* EXERCISE REQUIREMENTS
Below are the entries; count the lines in them that contain the word "title" and give only the number.

* EXERCISE DATA
══════════════════════════════

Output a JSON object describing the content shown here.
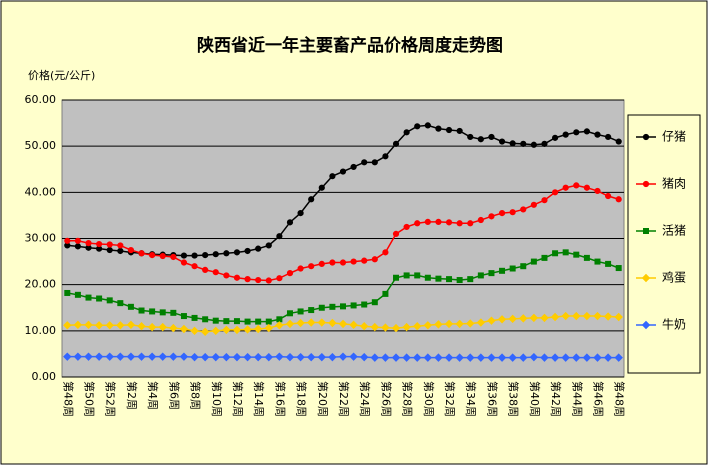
{
  "chart_data": {
    "type": "line",
    "title": "陕西省近一年主要畜产品价格周度走势图",
    "y_label": "价格(元/公斤)",
    "categories": [
      "第48周",
      null,
      "第50周",
      null,
      "第52周",
      null,
      "第2周",
      null,
      "第4周",
      null,
      "第6周",
      null,
      "第8周",
      null,
      "第10周",
      null,
      "第12周",
      null,
      "第14周",
      null,
      "第16周",
      null,
      "第18周",
      null,
      "第20周",
      null,
      "第22周",
      null,
      "第24周",
      null,
      "第26周",
      null,
      "第28周",
      null,
      "第30周",
      null,
      "第32周",
      null,
      "第34周",
      null,
      "第36周",
      null,
      "第38周",
      null,
      "第40周",
      null,
      "第42周",
      null,
      "第44周",
      null,
      "第46周",
      null,
      "第48周"
    ],
    "series": [
      {
        "name": "仔猪",
        "color": "#000000",
        "marker": "circle",
        "values": [
          28.5,
          28.3,
          28,
          27.8,
          27.5,
          27.3,
          27,
          26.8,
          26.6,
          26.5,
          26.4,
          26.3,
          26.3,
          26.4,
          26.6,
          26.8,
          27,
          27.3,
          27.8,
          28.5,
          30.5,
          33.5,
          35.5,
          38.5,
          41,
          43.5,
          44.5,
          45.5,
          46.5,
          46.5,
          47.8,
          50.5,
          53,
          54.3,
          54.5,
          53.8,
          53.5,
          53.3,
          52,
          51.5,
          52,
          51,
          50.6,
          50.5,
          50.3,
          50.5,
          51.8,
          52.5,
          53,
          53.2,
          52.5,
          52,
          51
        ]
      },
      {
        "name": "猪肉",
        "color": "#ff0000",
        "marker": "circle",
        "values": [
          29.5,
          29.5,
          29,
          28.8,
          28.7,
          28.5,
          27.5,
          26.8,
          26.4,
          26.2,
          26,
          24.8,
          24,
          23.2,
          22.7,
          22,
          21.5,
          21.2,
          21,
          20.9,
          21.4,
          22.5,
          23.5,
          24,
          24.5,
          24.8,
          24.8,
          25,
          25.2,
          25.5,
          27,
          31,
          32.5,
          33.3,
          33.6,
          33.6,
          33.5,
          33.3,
          33.3,
          34,
          34.8,
          35.5,
          35.7,
          36.3,
          37.3,
          38.3,
          40,
          41,
          41.5,
          41,
          40.3,
          39.2,
          38.5
        ]
      },
      {
        "name": "活猪",
        "color": "#008000",
        "marker": "square",
        "values": [
          18.2,
          17.8,
          17.2,
          17,
          16.6,
          16,
          15.2,
          14.4,
          14.2,
          14,
          13.9,
          13.2,
          12.8,
          12.5,
          12.2,
          12.1,
          12.1,
          12,
          12,
          12,
          12.5,
          13.8,
          14.2,
          14.5,
          15,
          15.2,
          15.3,
          15.5,
          15.7,
          16.2,
          18,
          21.5,
          22,
          22,
          21.5,
          21.3,
          21.2,
          21,
          21.2,
          22,
          22.5,
          23,
          23.5,
          24,
          25,
          25.8,
          26.8,
          27,
          26.5,
          25.8,
          25,
          24.5,
          23.6
        ]
      },
      {
        "name": "鸡蛋",
        "color": "#ffcc00",
        "marker": "diamond",
        "values": [
          11.2,
          11.3,
          11.3,
          11.2,
          11.2,
          11.2,
          11.3,
          11,
          10.8,
          10.8,
          10.6,
          10.4,
          10,
          9.8,
          10,
          10.2,
          10.2,
          10.3,
          10.4,
          10.6,
          11.2,
          11.5,
          11.7,
          11.8,
          11.8,
          11.7,
          11.5,
          11.3,
          11,
          10.8,
          10.7,
          10.6,
          10.8,
          11,
          11.2,
          11.4,
          11.5,
          11.5,
          11.6,
          11.8,
          12.2,
          12.5,
          12.6,
          12.7,
          12.8,
          12.8,
          13,
          13.2,
          13.2,
          13.2,
          13.2,
          13.1,
          13
        ]
      },
      {
        "name": "牛奶",
        "color": "#3366ff",
        "marker": "diamond",
        "values": [
          4.4,
          4.4,
          4.4,
          4.4,
          4.4,
          4.4,
          4.4,
          4.4,
          4.4,
          4.4,
          4.4,
          4.4,
          4.3,
          4.3,
          4.3,
          4.3,
          4.3,
          4.3,
          4.3,
          4.3,
          4.4,
          4.3,
          4.3,
          4.3,
          4.3,
          4.3,
          4.4,
          4.4,
          4.3,
          4.2,
          4.2,
          4.2,
          4.2,
          4.2,
          4.2,
          4.2,
          4.2,
          4.2,
          4.2,
          4.2,
          4.2,
          4.2,
          4.2,
          4.2,
          4.3,
          4.2,
          4.2,
          4.2,
          4.2,
          4.2,
          4.2,
          4.2,
          4.2
        ]
      }
    ],
    "ylim": [
      0,
      60
    ],
    "yticks": [
      {
        "value": 0,
        "label": "0.00"
      },
      {
        "value": 10,
        "label": "10.00"
      },
      {
        "value": 20,
        "label": "20.00"
      },
      {
        "value": 30,
        "label": "30.00"
      },
      {
        "value": 40,
        "label": "40.00"
      },
      {
        "value": 50,
        "label": "50.00"
      },
      {
        "value": 60,
        "label": "60.00"
      }
    ],
    "grid": true,
    "legend": "right"
  }
}
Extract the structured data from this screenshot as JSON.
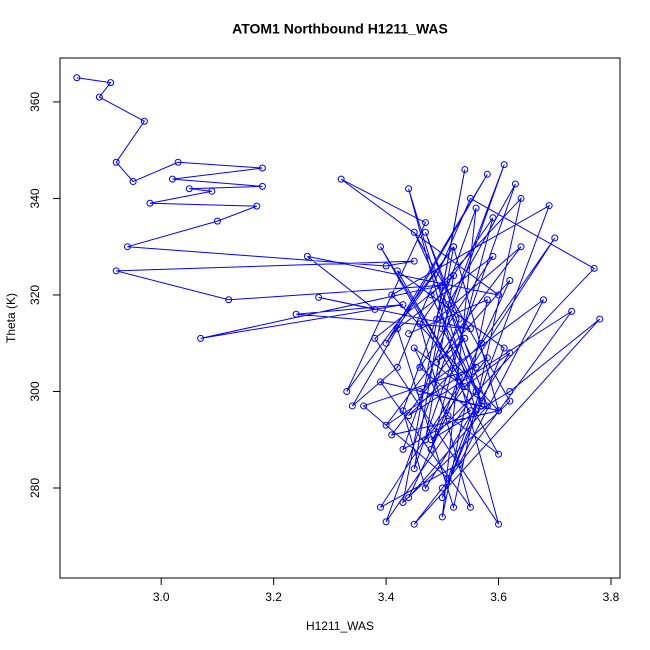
{
  "chart_data": {
    "type": "line",
    "markers": true,
    "title": "ATOM1 Northbound H1211_WAS",
    "xlabel": "H1211_WAS",
    "ylabel": "Theta (K)",
    "color": "#0000ff",
    "xlim": [
      2.82,
      3.816
    ],
    "ylim": [
      261.35,
      369.1
    ],
    "xticks": [
      {
        "value": 3,
        "label": "3.0"
      },
      3.2,
      3.4,
      3.6,
      3.8
    ],
    "yticks": [
      280,
      300,
      320,
      340,
      360
    ],
    "x": [
      2.85,
      2.91,
      2.89,
      2.97,
      2.92,
      2.95,
      3.03,
      3.18,
      3.02,
      3.18,
      3.05,
      3.09,
      2.98,
      3.17,
      3.1,
      2.94,
      3.4,
      3.45,
      2.92,
      3.12,
      3.5,
      3.07,
      3.43,
      3.24,
      3.55,
      3.28,
      3.38,
      3.26,
      3.6,
      3.32,
      3.47,
      3.33,
      3.52,
      3.4,
      3.58,
      3.34,
      3.42,
      3.55,
      3.77,
      3.48,
      3.62,
      3.78,
      3.45,
      3.5,
      3.73,
      3.44,
      3.57,
      3.7,
      3.39,
      3.53,
      3.68,
      3.46,
      3.6,
      3.41,
      3.69,
      3.51,
      3.36,
      3.56,
      3.45,
      3.62,
      3.43,
      3.54,
      3.49,
      3.64,
      3.4,
      3.58,
      3.47,
      3.52,
      3.38,
      3.6,
      3.44,
      3.56,
      3.5,
      3.61,
      3.42,
      3.53,
      3.48,
      3.59,
      3.46,
      3.55,
      3.39,
      3.57,
      3.51,
      3.63,
      3.45,
      3.52,
      3.6,
      3.41,
      3.54,
      3.49,
      3.62,
      3.44,
      3.58,
      3.47,
      3.53,
      3.4,
      3.56,
      3.5,
      3.61,
      3.43,
      3.55,
      3.46,
      3.59,
      3.42,
      3.52,
      3.64,
      3.48,
      3.57,
      3.45,
      3.51,
      3.6,
      3.39,
      3.54,
      3.62,
      3.47,
      3.43,
      3.56,
      3.5,
      3.58,
      3.44
    ],
    "y": [
      365,
      364,
      361,
      356,
      347.5,
      343.5,
      347.5,
      346.3,
      344,
      342.5,
      342,
      341.5,
      339,
      338.4,
      335.3,
      330,
      326,
      327,
      325,
      319,
      322,
      311,
      318,
      316,
      313,
      319.5,
      317,
      328,
      320,
      344,
      335,
      300,
      330,
      310,
      345,
      297,
      305,
      340,
      325.5,
      290,
      300,
      315,
      272.5,
      280,
      316.6,
      295,
      310,
      331.8,
      276,
      285,
      319,
      300,
      296,
      320,
      338.5,
      282,
      297,
      305,
      333,
      298,
      277,
      346,
      315,
      330,
      293,
      307,
      290,
      324,
      311,
      272.5,
      342,
      296,
      278,
      309,
      325,
      303,
      288,
      336,
      314,
      276,
      302,
      297,
      318,
      343,
      284,
      330,
      296,
      291,
      311,
      306,
      323,
      278,
      297,
      333,
      315,
      273,
      300,
      313,
      347,
      288,
      296,
      305,
      328,
      313,
      276,
      340,
      320,
      298,
      309,
      295,
      287,
      330,
      301,
      308,
      280,
      296,
      338,
      274,
      319,
      312
    ]
  }
}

══════════════════════════════

* SOLUTION TO THIS TASK
2